▸ Dataset items:
================================
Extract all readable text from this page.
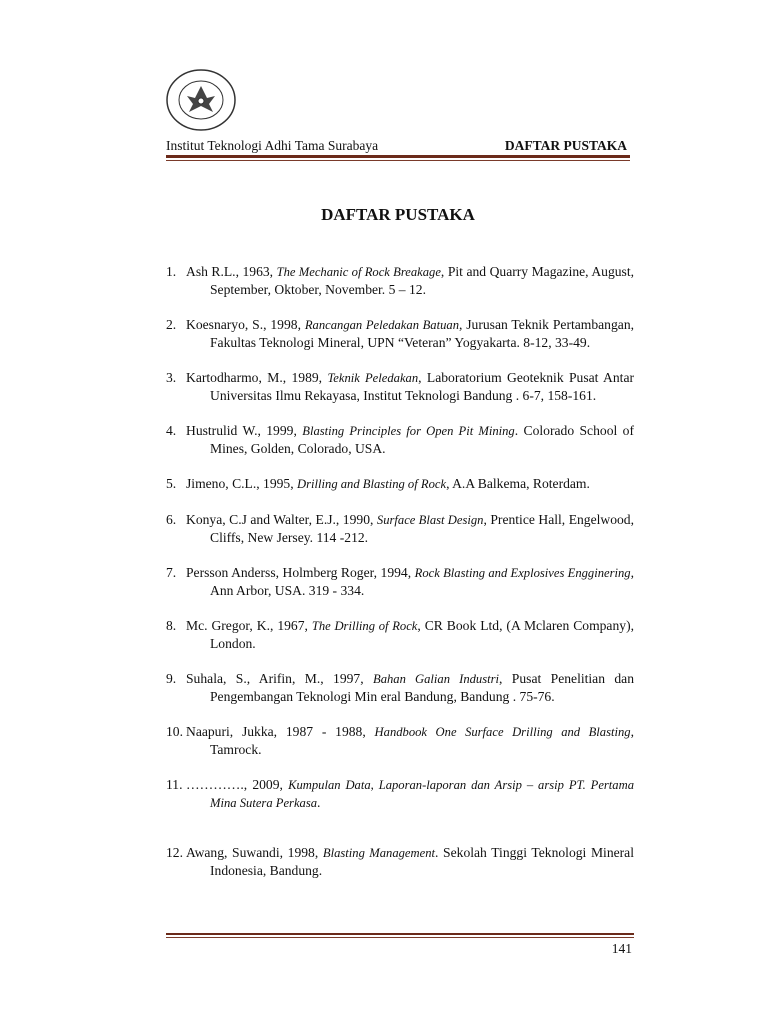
Institut Teknologi Adhi Tama Surabaya	DAFTAR PUSTAKA
DAFTAR PUSTAKA
1. Ash R.L., 1963, The Mechanic of Rock Breakage, Pit and Quarry Magazine, August, September, Oktober, November. 5 – 12.
2. Koesnaryo, S., 1998, Rancangan Peledakan Batuan, Jurusan Teknik Pertambangan, Fakultas Teknologi Mineral, UPN “Veteran” Yogyakarta. 8-12, 33-49.
3. Kartodharmo, M., 1989, Teknik Peledakan, Laboratorium Geoteknik Pusat Antar Universitas Ilmu Rekayasa, Institut Teknologi Bandung . 6-7, 158-161.
4. Hustrulid W., 1999, Blasting Principles for Open Pit Mining. Colorado School of Mines, Golden, Colorado, USA.
5. Jimeno, C.L., 1995, Drilling and Blasting of Rock, A.A Balkema, Roterdam.
6. Konya, C.J and Walter, E.J., 1990, Surface Blast Design, Prentice Hall, Engelwood, Cliffs, New Jersey. 114 -212.
7. Persson Anderss, Holmberg Roger, 1994, Rock Blasting and Explosives Engginering, Ann Arbor, USA. 319 - 334.
8. Mc. Gregor, K., 1967, The Drilling of Rock, CR Book Ltd, (A Mclaren Company), London.
9. Suhala, S., Arifin, M., 1997, Bahan Galian Industri, Pusat Penelitian dan Pengembangan Teknologi Min eral Bandung, Bandung . 75-76.
10. Naapuri, Jukka, 1987 - 1988, Handbook One Surface Drilling and Blasting, Tamrock.
11. …………., 2009, Kumpulan Data, Laporan-laporan dan Arsip – arsip PT. Pertama Mina Sutera Perkasa.
12. Awang, Suwandi, 1998, Blasting Management. Sekolah Tinggi Teknologi Mineral Indonesia, Bandung.
141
================================
▸ Work to do:
Strip out the pictures and quote the remaining data word for word.

▸ Result for this task:
Extract all readable text from this page.
Institut Teknologi Adhi Tama Surabaya	DAFTAR PUSTAKA
DAFTAR PUSTAKA
1. Ash R.L., 1963, The Mechanic of Rock Breakage, Pit and Quarry Magazine, August, September, Oktober, November. 5 – 12.
2. Koesnaryo, S., 1998, Rancangan Peledakan Batuan, Jurusan Teknik Pertambangan, Fakultas Teknologi Mineral, UPN “Veteran” Yogyakarta. 8-12, 33-49.
3. Kartodharmo, M., 1989, Teknik Peledakan, Laboratorium Geoteknik Pusat Antar Universitas Ilmu Rekayasa, Institut Teknologi Bandung . 6-7, 158-161.
4. Hustrulid W., 1999, Blasting Principles for Open Pit Mining. Colorado School of Mines, Golden, Colorado, USA.
5. Jimeno, C.L., 1995, Drilling and Blasting of Rock, A.A Balkema, Roterdam.
6. Konya, C.J and Walter, E.J., 1990, Surface Blast Design, Prentice Hall, Engelwood, Cliffs, New Jersey. 114 -212.
7. Persson Anderss, Holmberg Roger, 1994, Rock Blasting and Explosives Engginering, Ann Arbor, USA. 319 - 334.
8. Mc. Gregor, K., 1967, The Drilling of Rock, CR Book Ltd, (A Mclaren Company), London.
9. Suhala, S., Arifin, M., 1997, Bahan Galian Industri, Pusat Penelitian dan Pengembangan Teknologi Min eral Bandung, Bandung . 75-76.
10. Naapuri, Jukka, 1987 - 1988, Handbook One Surface Drilling and Blasting, Tamrock.
11. …………., 2009, Kumpulan Data, Laporan-laporan dan Arsip – arsip PT. Pertama Mina Sutera Perkasa.
12. Awang, Suwandi, 1998, Blasting Management. Sekolah Tinggi Teknologi Mineral Indonesia, Bandung.
141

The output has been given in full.